Work to do: Please repeat the entries word for word, starting at the line containing "cell-signal-icon [982,14,1018,55]" and ending at the line containing "wifi-off-icon [934,14,978,57]", with both of those lines included.

Data supplied:
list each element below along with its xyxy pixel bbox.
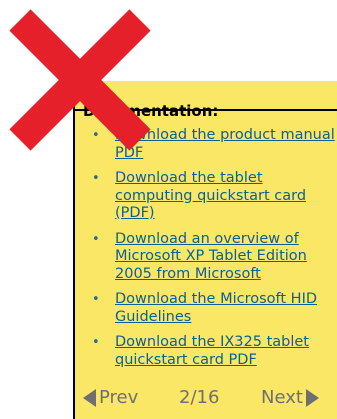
page-indicator: 2/16 [179, 387, 220, 408]
documentation-heading: Documentation: [83, 102, 219, 120]
bullet-icon: • [92, 292, 100, 307]
prev-button[interactable]: Prev [83, 387, 138, 408]
list-item: • Download the tablet computing quicksta… [87, 170, 337, 223]
list-item: • Download the product manual PDF [87, 127, 337, 162]
download-quickstart-card-link[interactable]: Download the tablet computing quickstart… [115, 170, 306, 221]
bullet-icon: • [92, 128, 100, 143]
bullet-icon: • [92, 171, 100, 186]
download-hid-guidelines-link[interactable]: Download the Microsoft HID Guidelines [115, 291, 317, 325]
list-item: • Download an overview of Microsoft XP T… [87, 231, 337, 284]
documentation-panel: Documentation: • Download the product ma… [73, 81, 337, 419]
pager: Prev 2/16 Next [75, 387, 337, 415]
documentation-links-list: • Download the product manual PDF • Down… [87, 127, 337, 377]
bullet-icon: • [92, 231, 100, 247]
triangle-right-icon [305, 388, 319, 407]
bullet-icon: • [92, 335, 100, 350]
download-ix325-quickstart-link[interactable]: Download the IX325 tablet quickstart car… [115, 334, 309, 368]
list-item: • Download the Microsoft HID Guidelines [87, 291, 337, 326]
download-xp-tablet-overview-link[interactable]: Download an overview of Microsoft XP Tab… [115, 231, 307, 282]
next-label: Next [261, 387, 303, 408]
list-item: • Download the IX325 tablet quickstart c… [87, 334, 337, 369]
download-product-manual-link[interactable]: Download the product manual PDF [115, 127, 335, 161]
next-button[interactable]: Next [261, 387, 319, 408]
triangle-left-icon [83, 388, 96, 407]
prev-label: Prev [99, 387, 139, 408]
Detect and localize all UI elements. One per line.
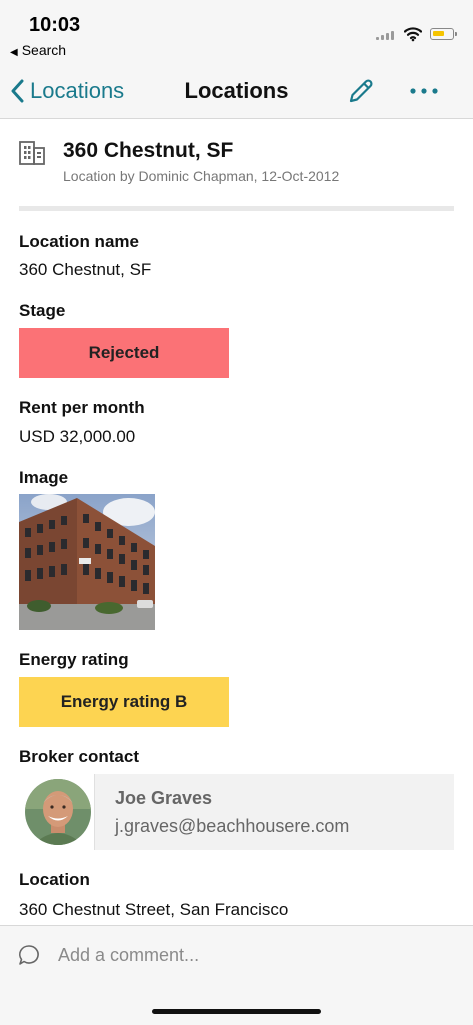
location-label: Location xyxy=(19,870,90,889)
signal-icon xyxy=(376,30,396,40)
rent-value: USD 32,000.00 xyxy=(19,427,136,446)
back-to-app-link[interactable]: ◀ Search xyxy=(10,42,66,58)
location-name-label: Location name xyxy=(19,232,139,251)
back-button[interactable]: Locations xyxy=(10,76,124,106)
location-photo[interactable] xyxy=(19,494,155,630)
wifi-icon xyxy=(404,27,422,42)
battery-icon xyxy=(430,28,457,40)
image-label: Image xyxy=(19,468,69,487)
energy-label: Energy rating xyxy=(19,650,129,669)
broker-name: Joe Graves xyxy=(115,788,213,808)
location-value[interactable]: 360 Chestnut Street, San Francisco xyxy=(19,900,288,920)
status-time: 10:03 xyxy=(29,14,81,36)
stage-label: Stage xyxy=(19,301,66,320)
energy-badge[interactable]: Energy rating B xyxy=(19,677,229,727)
location-name-value: 360 Chestnut, SF xyxy=(19,260,152,279)
nav-bar: Locations Locations xyxy=(0,64,473,119)
broker-label: Broker contact xyxy=(19,747,139,766)
record-detail: 360 Chestnut, SF Location by Dominic Cha… xyxy=(0,119,473,925)
broker-email[interactable]: j.graves@beachhousere.com xyxy=(115,816,349,837)
building-icon xyxy=(19,141,45,165)
record-title: 360 Chestnut, SF xyxy=(63,139,234,162)
edit-pencil-icon[interactable] xyxy=(346,76,376,106)
broker-contact-card[interactable]: Joe Graves j.graves@beachhousere.com xyxy=(19,774,454,850)
back-app-label: Search xyxy=(21,42,67,58)
comment-bubble-icon xyxy=(19,945,39,965)
more-icon[interactable] xyxy=(406,76,442,106)
record-subtitle: Location by Dominic Chapman, 12-Oct-2012 xyxy=(63,168,340,184)
header-divider xyxy=(19,206,454,211)
back-triangle-icon: ◀ xyxy=(10,47,18,58)
status-bar: 10:03 ◀ Search xyxy=(0,0,473,64)
avatar xyxy=(25,779,91,845)
stage-badge[interactable]: Rejected xyxy=(19,328,229,378)
rent-label: Rent per month xyxy=(19,398,145,417)
home-indicator xyxy=(152,1009,321,1014)
comment-input[interactable] xyxy=(58,942,438,968)
back-button-label: Locations xyxy=(30,78,125,103)
avatar-frame xyxy=(19,774,95,850)
comment-bar xyxy=(0,925,473,1025)
back-chevron-icon xyxy=(11,79,24,103)
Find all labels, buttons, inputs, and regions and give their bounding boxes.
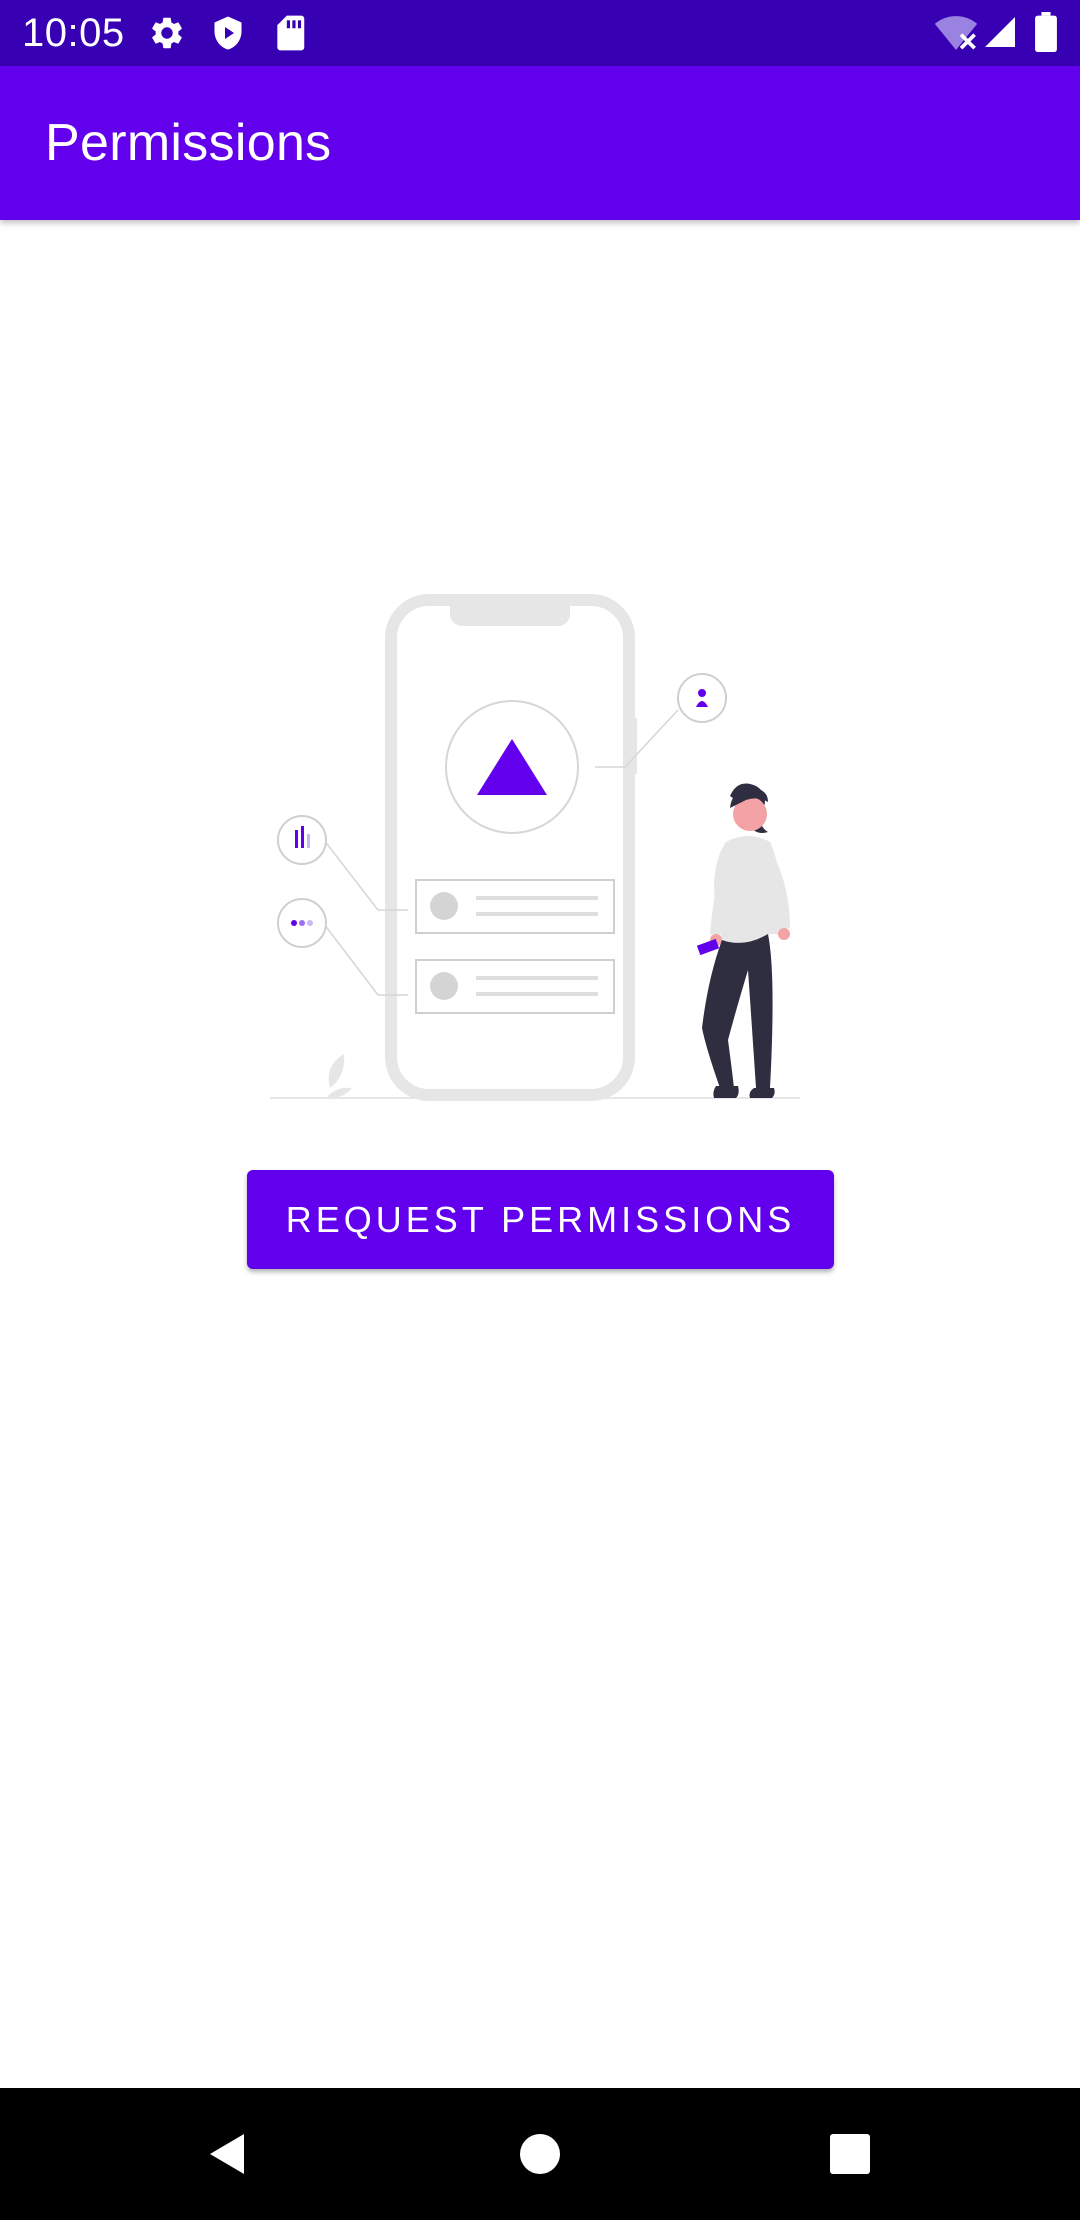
cell-signal-icon [982,14,1018,55]
status-bar: 10:05 [0,0,1080,66]
recents-icon[interactable] [814,2118,886,2190]
navigation-bar [0,2088,1080,2220]
app-bar: Permissions [0,66,1080,220]
back-icon[interactable] [190,2118,262,2190]
page-title: Permissions [45,114,332,172]
status-time: 10:05 [22,11,125,55]
shield-play-icon [210,14,246,57]
gear-icon [148,14,186,57]
home-icon[interactable] [504,2118,576,2190]
battery-icon [1034,12,1058,57]
phone-permissions-illustration [260,590,820,1110]
wifi-off-icon [934,14,978,57]
request-permissions-button[interactable]: REQUEST PERMISSIONS [247,1170,834,1269]
sd-card-icon [274,14,306,57]
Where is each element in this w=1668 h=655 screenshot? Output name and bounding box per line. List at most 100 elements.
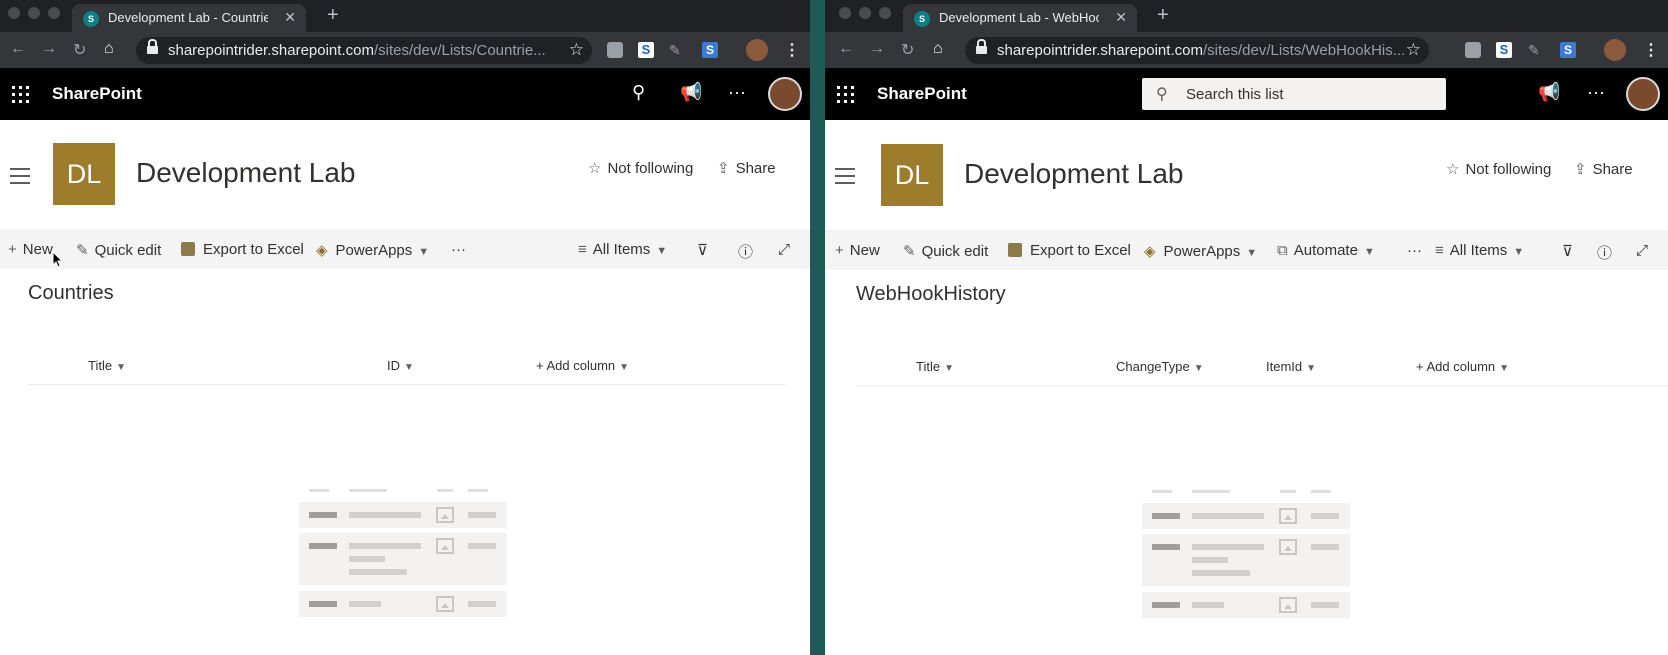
profile-avatar[interactable]: [1604, 39, 1626, 61]
pen-extension-icon[interactable]: ✎: [669, 42, 685, 58]
address-bar[interactable]: sharepointrider.sharepoint.com/sites/dev…: [965, 37, 1429, 64]
expand-icon[interactable]: ⤢: [778, 241, 790, 258]
new-button[interactable]: + New: [8, 241, 53, 258]
nav-menu-icon[interactable]: [10, 168, 30, 189]
add-column-button[interactable]: + Add column ▼: [1416, 359, 1509, 374]
filter-icon[interactable]: ⊽: [697, 241, 708, 259]
back-icon[interactable]: ←: [838, 40, 854, 58]
more-commands-button[interactable]: ···: [1407, 242, 1422, 259]
window-close-dot[interactable]: [839, 7, 851, 19]
quick-edit-button[interactable]: ✎ Quick edit: [903, 242, 988, 260]
list-title: WebHookHistory: [856, 283, 1006, 305]
megaphone-icon[interactable]: 📢: [1538, 82, 1560, 103]
info-icon[interactable]: ⓘ: [1597, 242, 1612, 263]
more-commands-button[interactable]: ···: [451, 241, 466, 258]
waffle-icon[interactable]: [12, 86, 29, 103]
camera-extension-icon[interactable]: [607, 42, 623, 58]
site-logo[interactable]: DL: [881, 144, 943, 206]
new-button[interactable]: + New: [835, 242, 880, 259]
window-close-dot[interactable]: [8, 7, 20, 19]
waffle-icon[interactable]: [837, 86, 854, 103]
window-zoom-dot[interactable]: [879, 7, 891, 19]
chevron-down-icon: ▼: [1246, 247, 1258, 259]
list-title: Countries: [28, 282, 114, 304]
browser-menu-icon[interactable]: ⋮: [784, 40, 800, 60]
bookmark-star-icon[interactable]: ☆: [569, 40, 584, 60]
chevron-down-icon: ▼: [656, 245, 668, 257]
browser-tab[interactable]: S Development Lab - Countries ✕: [72, 4, 306, 32]
s-blue-extension-icon[interactable]: S: [702, 42, 718, 58]
site-title[interactable]: Development Lab: [964, 158, 1183, 190]
profile-avatar[interactable]: [746, 39, 768, 61]
info-icon[interactable]: ⓘ: [738, 241, 753, 262]
filter-icon[interactable]: ⊽: [1562, 242, 1573, 260]
mouse-cursor-icon: [52, 251, 64, 268]
megaphone-icon[interactable]: 📢: [680, 82, 702, 103]
site-title[interactable]: Development Lab: [136, 157, 355, 189]
powerapps-button[interactable]: ◈ PowerApps ▼: [1144, 242, 1257, 260]
reload-icon[interactable]: ↻: [901, 40, 914, 60]
column-header-id[interactable]: ID ▼: [387, 358, 414, 373]
automate-button[interactable]: ⧉ Automate ▼: [1277, 242, 1375, 259]
new-tab-icon[interactable]: +: [327, 4, 339, 27]
search-icon[interactable]: ⚲: [632, 82, 645, 103]
chevron-down-icon: ▼: [1513, 246, 1525, 258]
sharepoint-brand[interactable]: SharePoint: [877, 84, 967, 104]
powerapps-button[interactable]: ◈ PowerApps ▼: [316, 241, 429, 259]
reload-icon[interactable]: ↻: [73, 40, 86, 60]
follow-button[interactable]: ☆ Not following: [1446, 160, 1551, 178]
column-header-title[interactable]: Title ▼: [88, 358, 126, 373]
sharepoint-brand[interactable]: SharePoint: [52, 84, 142, 104]
address-bar[interactable]: sharepointrider.sharepoint.com/sites/dev…: [136, 37, 592, 64]
browser-menu-icon[interactable]: ⋮: [1643, 40, 1659, 60]
share-button[interactable]: ⇪ Share: [717, 159, 776, 177]
view-selector[interactable]: ≡ All Items ▼: [578, 241, 667, 258]
search-list-input[interactable]: ⚲ Search this list: [1142, 78, 1446, 110]
home-icon[interactable]: ⌂: [104, 40, 114, 58]
bookmark-star-icon[interactable]: ☆: [1406, 40, 1421, 60]
more-icon[interactable]: ···: [1587, 82, 1605, 103]
tab-close-icon[interactable]: ✕: [1115, 9, 1127, 26]
powerapps-icon: ◈: [316, 242, 328, 259]
chevron-down-icon: ▼: [1499, 363, 1510, 374]
forward-icon[interactable]: →: [869, 40, 885, 58]
window-zoom-dot[interactable]: [48, 7, 60, 19]
share-icon: ⇪: [717, 160, 730, 177]
column-header-changetype[interactable]: ChangeType ▼: [1116, 359, 1204, 374]
pen-extension-icon[interactable]: ✎: [1528, 42, 1544, 58]
forward-icon[interactable]: →: [41, 40, 57, 58]
window-minimize-dot[interactable]: [859, 7, 871, 19]
quick-edit-button[interactable]: ✎ Quick edit: [76, 241, 161, 259]
list-view-icon: ≡: [1435, 242, 1444, 259]
s-extension-icon[interactable]: S: [638, 42, 654, 58]
new-tab-icon[interactable]: +: [1157, 4, 1169, 27]
export-excel-button[interactable]: Export to Excel: [1008, 242, 1131, 259]
nav-menu-icon[interactable]: [835, 168, 855, 189]
camera-extension-icon[interactable]: [1465, 42, 1481, 58]
user-avatar[interactable]: [768, 77, 802, 111]
column-header-title[interactable]: Title ▼: [916, 359, 954, 374]
tab-close-icon[interactable]: ✕: [284, 9, 296, 26]
s-blue-extension-icon[interactable]: S: [1560, 42, 1576, 58]
back-icon[interactable]: ←: [10, 40, 26, 58]
user-avatar[interactable]: [1626, 77, 1660, 111]
more-icon[interactable]: ···: [728, 82, 746, 103]
share-button[interactable]: ⇪ Share: [1574, 160, 1633, 178]
share-icon: ⇪: [1574, 161, 1587, 178]
window-minimize-dot[interactable]: [28, 7, 40, 19]
home-icon[interactable]: ⌂: [933, 40, 943, 58]
pencil-icon: ✎: [903, 243, 916, 260]
view-selector[interactable]: ≡ All Items ▼: [1435, 242, 1524, 259]
browser-tab[interactable]: S Development Lab - WebHookH ✕: [903, 4, 1137, 32]
sharepoint-favicon-icon: S: [83, 11, 99, 27]
plus-icon: +: [8, 241, 17, 258]
s-extension-icon[interactable]: S: [1496, 42, 1512, 58]
tab-title: Development Lab - Countries: [108, 10, 268, 25]
site-logo[interactable]: DL: [53, 143, 115, 205]
export-excel-button[interactable]: Export to Excel: [181, 241, 304, 258]
column-header-itemid[interactable]: ItemId ▼: [1266, 359, 1316, 374]
add-column-button[interactable]: + Add column ▼: [536, 358, 629, 373]
chevron-down-icon: ▼: [116, 362, 126, 373]
expand-icon[interactable]: ⤢: [1636, 242, 1648, 259]
follow-button[interactable]: ☆ Not following: [588, 159, 693, 177]
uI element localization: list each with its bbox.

Result for this task:
cell-signal-icon [982,14,1018,55]
status-bar: 10:05 [0,0,1080,66]
recents-icon[interactable] [814,2118,886,2190]
navigation-bar [0,2088,1080,2220]
app-bar: Permissions [0,66,1080,220]
back-icon[interactable] [190,2118,262,2190]
page-title: Permissions [45,114,332,172]
status-time: 10:05 [22,11,125,55]
shield-play-icon [210,14,246,57]
gear-icon [148,14,186,57]
home-icon[interactable] [504,2118,576,2190]
battery-icon [1034,12,1058,57]
phone-permissions-illustration [260,590,820,1110]
wifi-off-icon [934,14,978,57]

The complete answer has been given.